● Data to process:
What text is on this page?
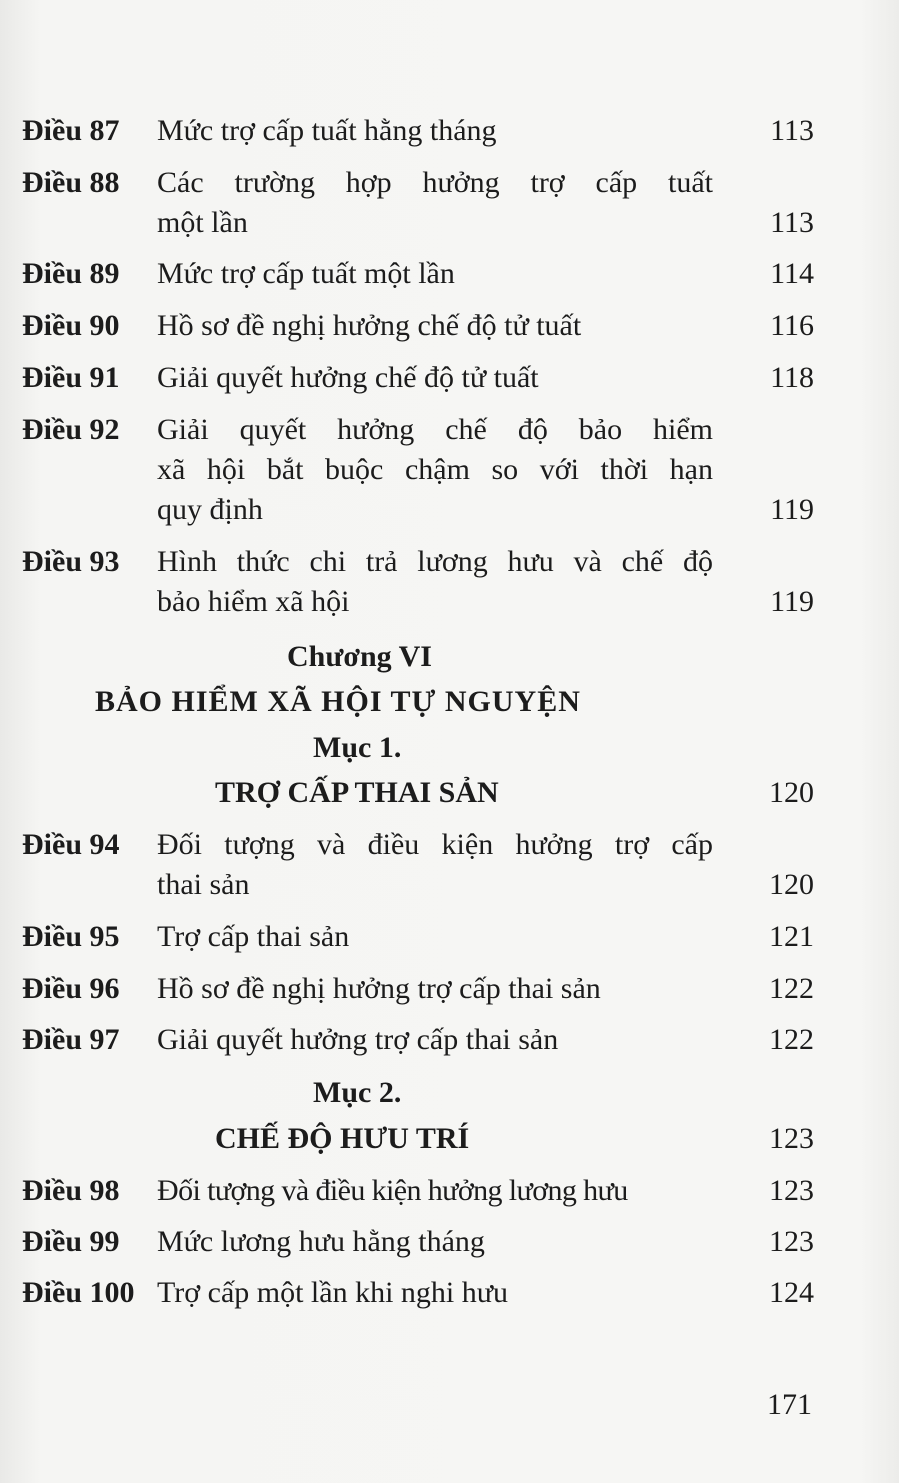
Điều 87 Mức trợ cấp tuất hằng tháng	113
Điều 88 Các trường hợp hưởng trợ cấp tuất
một lần	113
Điều 89 Mức trợ cấp tuất một lần	114
Điều 90 Hồ sơ đề nghị hưởng chế độ tử tuất	116
Điều 91 Giải quyết hưởng chế độ tử tuất	118
Điều 92 Giải quyết hưởng chế độ bảo hiểm
xã hội bắt buộc chậm so với thời hạn
quy định	119
Điều 93 Hình thức chi trả lương hưu và chế độ
bảo hiểm xã hội	119
Chương VI
BẢO HIỂM XÃ HỘI TỰ NGUYỆN
Mục 1.
TRỢ CẤP THAI SẢN	120
Điều 94 Đối tượng và điều kiện hưởng trợ cấp
thai sản	120
Điều 95 Trợ cấp thai sản	121
Điều 96 Hồ sơ đề nghị hưởng trợ cấp thai sản	122
Điều 97 Giải quyết hưởng trợ cấp thai sản	122
Mục 2.
CHẾ ĐỘ HƯU TRÍ	123
Điều 98 Đối tượng và điều kiện hưởng lương hưu	123
Điều 99 Mức lương hưu hằng tháng	123
Điều 100 Trợ cấp một lần khi nghi hưu	124
171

● Your task:
In the lines above, locate the string "kiện". Copy every line where it occurs.

● Response to this task:
Điều 94 Đối tượng và điều kiện hưởng trợ cấp
Điều 98 Đối tượng và điều kiện hưởng lương hưu	123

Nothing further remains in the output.